_Goal_
Your task is to print the material below exactly as presented.

_Records for this task_
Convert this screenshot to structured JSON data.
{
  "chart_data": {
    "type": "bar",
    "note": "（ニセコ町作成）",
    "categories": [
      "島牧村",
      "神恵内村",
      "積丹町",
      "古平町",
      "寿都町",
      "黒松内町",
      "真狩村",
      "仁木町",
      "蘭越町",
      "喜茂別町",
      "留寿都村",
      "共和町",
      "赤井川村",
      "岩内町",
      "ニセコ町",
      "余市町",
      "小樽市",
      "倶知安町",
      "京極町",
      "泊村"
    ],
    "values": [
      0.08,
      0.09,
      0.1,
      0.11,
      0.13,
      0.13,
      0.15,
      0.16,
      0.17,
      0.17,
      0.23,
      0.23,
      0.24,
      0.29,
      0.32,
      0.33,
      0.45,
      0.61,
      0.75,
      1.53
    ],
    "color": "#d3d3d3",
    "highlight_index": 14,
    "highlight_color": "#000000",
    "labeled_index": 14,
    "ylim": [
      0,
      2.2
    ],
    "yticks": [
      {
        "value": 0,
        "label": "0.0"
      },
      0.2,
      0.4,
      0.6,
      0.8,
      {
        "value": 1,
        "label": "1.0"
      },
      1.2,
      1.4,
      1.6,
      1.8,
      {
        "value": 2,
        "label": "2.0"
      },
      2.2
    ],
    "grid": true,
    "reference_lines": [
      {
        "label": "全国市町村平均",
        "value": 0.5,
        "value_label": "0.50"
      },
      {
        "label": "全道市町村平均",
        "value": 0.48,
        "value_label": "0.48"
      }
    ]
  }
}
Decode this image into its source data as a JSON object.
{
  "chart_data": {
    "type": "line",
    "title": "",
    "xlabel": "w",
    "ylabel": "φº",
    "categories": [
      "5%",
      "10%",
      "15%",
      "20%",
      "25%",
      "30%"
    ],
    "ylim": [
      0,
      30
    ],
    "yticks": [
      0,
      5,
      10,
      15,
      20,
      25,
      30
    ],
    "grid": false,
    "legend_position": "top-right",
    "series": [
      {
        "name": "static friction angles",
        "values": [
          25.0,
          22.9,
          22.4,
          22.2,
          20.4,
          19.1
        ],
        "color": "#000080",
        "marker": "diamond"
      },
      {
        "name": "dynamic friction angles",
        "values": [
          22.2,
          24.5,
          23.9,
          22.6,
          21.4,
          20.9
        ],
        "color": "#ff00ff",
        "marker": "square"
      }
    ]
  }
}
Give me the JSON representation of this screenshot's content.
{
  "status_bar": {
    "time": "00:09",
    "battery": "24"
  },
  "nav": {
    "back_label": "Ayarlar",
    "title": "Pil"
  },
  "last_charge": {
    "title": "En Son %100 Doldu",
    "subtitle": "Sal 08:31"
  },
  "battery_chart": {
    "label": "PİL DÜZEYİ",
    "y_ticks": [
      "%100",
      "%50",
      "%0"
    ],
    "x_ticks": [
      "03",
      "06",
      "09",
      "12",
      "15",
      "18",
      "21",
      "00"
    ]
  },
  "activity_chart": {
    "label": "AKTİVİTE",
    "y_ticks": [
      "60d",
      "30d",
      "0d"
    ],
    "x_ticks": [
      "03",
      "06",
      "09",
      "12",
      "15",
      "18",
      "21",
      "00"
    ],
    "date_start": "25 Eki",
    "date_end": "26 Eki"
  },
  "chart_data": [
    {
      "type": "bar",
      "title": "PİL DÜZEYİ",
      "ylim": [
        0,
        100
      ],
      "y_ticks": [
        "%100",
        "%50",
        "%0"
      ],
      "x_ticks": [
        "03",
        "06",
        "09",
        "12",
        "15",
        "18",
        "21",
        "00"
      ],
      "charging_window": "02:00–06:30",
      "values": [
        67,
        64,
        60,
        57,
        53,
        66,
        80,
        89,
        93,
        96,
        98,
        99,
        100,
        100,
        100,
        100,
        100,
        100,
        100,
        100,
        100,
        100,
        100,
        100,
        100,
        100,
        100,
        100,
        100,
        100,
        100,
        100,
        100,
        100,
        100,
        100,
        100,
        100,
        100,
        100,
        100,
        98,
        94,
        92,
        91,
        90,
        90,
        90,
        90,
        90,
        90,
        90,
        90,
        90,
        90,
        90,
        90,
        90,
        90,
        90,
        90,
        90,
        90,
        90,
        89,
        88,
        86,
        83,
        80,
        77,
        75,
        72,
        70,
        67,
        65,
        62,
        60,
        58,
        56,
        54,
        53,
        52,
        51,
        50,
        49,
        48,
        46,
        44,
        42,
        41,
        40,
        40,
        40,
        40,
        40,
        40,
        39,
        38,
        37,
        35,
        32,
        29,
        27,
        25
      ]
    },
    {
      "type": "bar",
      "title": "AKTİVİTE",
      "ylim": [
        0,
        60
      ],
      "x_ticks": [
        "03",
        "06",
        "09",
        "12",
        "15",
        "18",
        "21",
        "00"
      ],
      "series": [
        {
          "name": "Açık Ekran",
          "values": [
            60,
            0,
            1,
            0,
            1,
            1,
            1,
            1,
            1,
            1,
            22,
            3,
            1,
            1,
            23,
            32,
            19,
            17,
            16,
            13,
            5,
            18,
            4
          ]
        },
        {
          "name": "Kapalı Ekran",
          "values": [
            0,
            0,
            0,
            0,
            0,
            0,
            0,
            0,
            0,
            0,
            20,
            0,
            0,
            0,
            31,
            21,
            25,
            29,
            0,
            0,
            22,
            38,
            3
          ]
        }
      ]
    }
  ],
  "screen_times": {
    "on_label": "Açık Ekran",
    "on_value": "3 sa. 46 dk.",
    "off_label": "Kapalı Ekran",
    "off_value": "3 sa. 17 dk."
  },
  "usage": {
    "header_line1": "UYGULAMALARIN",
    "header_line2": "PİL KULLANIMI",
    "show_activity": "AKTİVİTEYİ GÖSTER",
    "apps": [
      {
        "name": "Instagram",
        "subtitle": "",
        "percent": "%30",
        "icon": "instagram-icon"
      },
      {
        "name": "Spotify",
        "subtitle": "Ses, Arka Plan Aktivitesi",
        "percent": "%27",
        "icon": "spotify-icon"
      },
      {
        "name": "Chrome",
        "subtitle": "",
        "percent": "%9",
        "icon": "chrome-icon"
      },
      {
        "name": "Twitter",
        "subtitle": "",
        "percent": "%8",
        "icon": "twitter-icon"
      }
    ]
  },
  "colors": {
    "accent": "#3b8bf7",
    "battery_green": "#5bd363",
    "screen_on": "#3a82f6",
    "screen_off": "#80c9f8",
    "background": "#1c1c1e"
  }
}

_Answer for the task_
Convert this screenshot to structured JSON data.
{
  "chart_data": {
    "type": "bar",
    "note": "（ニセコ町作成）",
    "categories": [
      "島牧村",
      "神恵内村",
      "積丹町",
      "古平町",
      "寿都町",
      "黒松内町",
      "真狩村",
      "仁木町",
      "蘭越町",
      "喜茂別町",
      "留寿都村",
      "共和町",
      "赤井川村",
      "岩内町",
      "ニセコ町",
      "余市町",
      "小樽市",
      "倶知安町",
      "京極町",
      "泊村"
    ],
    "values": [
      0.08,
      0.09,
      0.1,
      0.11,
      0.13,
      0.13,
      0.15,
      0.16,
      0.17,
      0.17,
      0.23,
      0.23,
      0.24,
      0.29,
      0.32,
      0.33,
      0.45,
      0.61,
      0.75,
      1.53
    ],
    "color": "#d3d3d3",
    "highlight_index": 14,
    "highlight_color": "#000000",
    "labeled_index": 14,
    "ylim": [
      0,
      2.2
    ],
    "yticks": [
      {
        "value": 0,
        "label": "0.0"
      },
      0.2,
      0.4,
      0.6,
      0.8,
      {
        "value": 1,
        "label": "1.0"
      },
      1.2,
      1.4,
      1.6,
      1.8,
      {
        "value": 2,
        "label": "2.0"
      },
      2.2
    ],
    "grid": true,
    "reference_lines": [
      {
        "label": "全国市町村平均",
        "value": 0.5,
        "value_label": "0.50"
      },
      {
        "label": "全道市町村平均",
        "value": 0.48,
        "value_label": "0.48"
      }
    ]
  }
}
Decode this image into its source data as a JSON object.
{
  "chart_data": {
    "type": "line",
    "title": "",
    "xlabel": "w",
    "ylabel": "φº",
    "categories": [
      "5%",
      "10%",
      "15%",
      "20%",
      "25%",
      "30%"
    ],
    "ylim": [
      0,
      30
    ],
    "yticks": [
      0,
      5,
      10,
      15,
      20,
      25,
      30
    ],
    "grid": false,
    "legend_position": "top-right",
    "series": [
      {
        "name": "static friction angles",
        "values": [
          25.0,
          22.9,
          22.4,
          22.2,
          20.4,
          19.1
        ],
        "color": "#000080",
        "marker": "diamond"
      },
      {
        "name": "dynamic friction angles",
        "values": [
          22.2,
          24.5,
          23.9,
          22.6,
          21.4,
          20.9
        ],
        "color": "#ff00ff",
        "marker": "square"
      }
    ]
  }
}
Give me the JSON representation of this screenshot's content.
{
  "status_bar": {
    "time": "00:09",
    "battery": "24"
  },
  "nav": {
    "back_label": "Ayarlar",
    "title": "Pil"
  },
  "last_charge": {
    "title": "En Son %100 Doldu",
    "subtitle": "Sal 08:31"
  },
  "battery_chart": {
    "label": "PİL DÜZEYİ",
    "y_ticks": [
      "%100",
      "%50",
      "%0"
    ],
    "x_ticks": [
      "03",
      "06",
      "09",
      "12",
      "15",
      "18",
      "21",
      "00"
    ]
  },
  "activity_chart": {
    "label": "AKTİVİTE",
    "y_ticks": [
      "60d",
      "30d",
      "0d"
    ],
    "x_ticks": [
      "03",
      "06",
      "09",
      "12",
      "15",
      "18",
      "21",
      "00"
    ],
    "date_start": "25 Eki",
    "date_end": "26 Eki"
  },
  "chart_data": [
    {
      "type": "bar",
      "title": "PİL DÜZEYİ",
      "ylim": [
        0,
        100
      ],
      "y_ticks": [
        "%100",
        "%50",
        "%0"
      ],
      "x_ticks": [
        "03",
        "06",
        "09",
        "12",
        "15",
        "18",
        "21",
        "00"
      ],
      "charging_window": "02:00–06:30",
      "values": [
        67,
        64,
        60,
        57,
        53,
        66,
        80,
        89,
        93,
        96,
        98,
        99,
        100,
        100,
        100,
        100,
        100,
        100,
        100,
        100,
        100,
        100,
        100,
        100,
        100,
        100,
        100,
        100,
        100,
        100,
        100,
        100,
        100,
        100,
        100,
        100,
        100,
        100,
        100,
        100,
        100,
        98,
        94,
        92,
        91,
        90,
        90,
        90,
        90,
        90,
        90,
        90,
        90,
        90,
        90,
        90,
        90,
        90,
        90,
        90,
        90,
        90,
        90,
        90,
        89,
        88,
        86,
        83,
        80,
        77,
        75,
        72,
        70,
        67,
        65,
        62,
        60,
        58,
        56,
        54,
        53,
        52,
        51,
        50,
        49,
        48,
        46,
        44,
        42,
        41,
        40,
        40,
        40,
        40,
        40,
        40,
        39,
        38,
        37,
        35,
        32,
        29,
        27,
        25
      ]
    },
    {
      "type": "bar",
      "title": "AKTİVİTE",
      "ylim": [
        0,
        60
      ],
      "x_ticks": [
        "03",
        "06",
        "09",
        "12",
        "15",
        "18",
        "21",
        "00"
      ],
      "series": [
        {
          "name": "Açık Ekran",
          "values": [
            60,
            0,
            1,
            0,
            1,
            1,
            1,
            1,
            1,
            1,
            22,
            3,
            1,
            1,
            23,
            32,
            19,
            17,
            16,
            13,
            5,
            18,
            4
          ]
        },
        {
          "name": "Kapalı Ekran",
          "values": [
            0,
            0,
            0,
            0,
            0,
            0,
            0,
            0,
            0,
            0,
            20,
            0,
            0,
            0,
            31,
            21,
            25,
            29,
            0,
            0,
            22,
            38,
            3
          ]
        }
      ]
    }
  ],
  "screen_times": {
    "on_label": "Açık Ekran",
    "on_value": "3 sa. 46 dk.",
    "off_label": "Kapalı Ekran",
    "off_value": "3 sa. 17 dk."
  },
  "usage": {
    "header_line1": "UYGULAMALARIN",
    "header_line2": "PİL KULLANIMI",
    "show_activity": "AKTİVİTEYİ GÖSTER",
    "apps": [
      {
        "name": "Instagram",
        "subtitle": "",
        "percent": "%30",
        "icon": "instagram-icon"
      },
      {
        "name": "Spotify",
        "subtitle": "Ses, Arka Plan Aktivitesi",
        "percent": "%27",
        "icon": "spotify-icon"
      },
      {
        "name": "Chrome",
        "subtitle": "",
        "percent": "%9",
        "icon": "chrome-icon"
      },
      {
        "name": "Twitter",
        "subtitle": "",
        "percent": "%8",
        "icon": "twitter-icon"
      }
    ]
  },
  "colors": {
    "accent": "#3b8bf7",
    "battery_green": "#5bd363",
    "screen_on": "#3a82f6",
    "screen_off": "#80c9f8",
    "background": "#1c1c1e"
  }
}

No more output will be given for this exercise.